Copy each of the entries below faithfully, setting aside any pictures.
** START **
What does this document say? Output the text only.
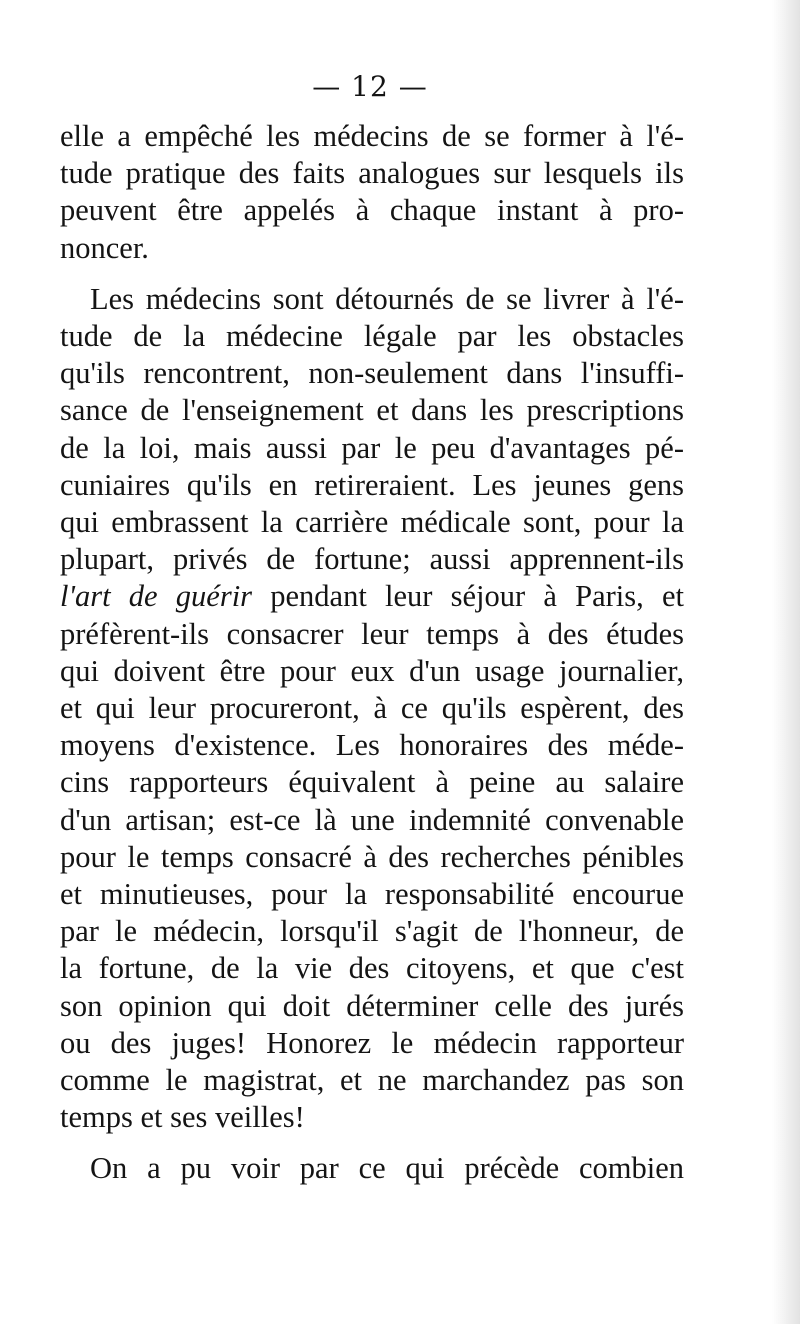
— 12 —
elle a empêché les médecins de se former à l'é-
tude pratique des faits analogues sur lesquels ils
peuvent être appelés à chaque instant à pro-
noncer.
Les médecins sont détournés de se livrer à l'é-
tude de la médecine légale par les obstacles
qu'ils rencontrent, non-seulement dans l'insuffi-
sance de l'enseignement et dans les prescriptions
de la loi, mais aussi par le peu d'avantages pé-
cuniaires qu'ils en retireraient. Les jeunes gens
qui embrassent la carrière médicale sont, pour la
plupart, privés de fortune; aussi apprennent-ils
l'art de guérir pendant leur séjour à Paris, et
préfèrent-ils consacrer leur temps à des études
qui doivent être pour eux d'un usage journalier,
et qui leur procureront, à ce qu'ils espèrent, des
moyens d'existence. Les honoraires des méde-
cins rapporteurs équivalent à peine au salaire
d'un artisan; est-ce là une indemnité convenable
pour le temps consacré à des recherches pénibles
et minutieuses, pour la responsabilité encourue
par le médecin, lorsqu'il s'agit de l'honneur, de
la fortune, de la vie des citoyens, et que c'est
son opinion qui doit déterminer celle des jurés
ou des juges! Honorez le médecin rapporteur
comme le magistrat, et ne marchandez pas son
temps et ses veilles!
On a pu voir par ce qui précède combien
** END **
■ Task result:
What does this document say? Output the text only.
— 12 —
elle a empêché les médecins de se former à l'é-
tude pratique des faits analogues sur lesquels ils
peuvent être appelés à chaque instant à pro-
noncer.
Les médecins sont détournés de se livrer à l'é-
tude de la médecine légale par les obstacles
qu'ils rencontrent, non-seulement dans l'insuffi-
sance de l'enseignement et dans les prescriptions
de la loi, mais aussi par le peu d'avantages pé-
cuniaires qu'ils en retireraient. Les jeunes gens
qui embrassent la carrière médicale sont, pour la
plupart, privés de fortune; aussi apprennent-ils
l'art de guérir pendant leur séjour à Paris, et
préfèrent-ils consacrer leur temps à des études
qui doivent être pour eux d'un usage journalier,
et qui leur procureront, à ce qu'ils espèrent, des
moyens d'existence. Les honoraires des méde-
cins rapporteurs équivalent à peine au salaire
d'un artisan; est-ce là une indemnité convenable
pour le temps consacré à des recherches pénibles
et minutieuses, pour la responsabilité encourue
par le médecin, lorsqu'il s'agit de l'honneur, de
la fortune, de la vie des citoyens, et que c'est
son opinion qui doit déterminer celle des jurés
ou des juges! Honorez le médecin rapporteur
comme le magistrat, et ne marchandez pas son
temps et ses veilles!
On a pu voir par ce qui précède combien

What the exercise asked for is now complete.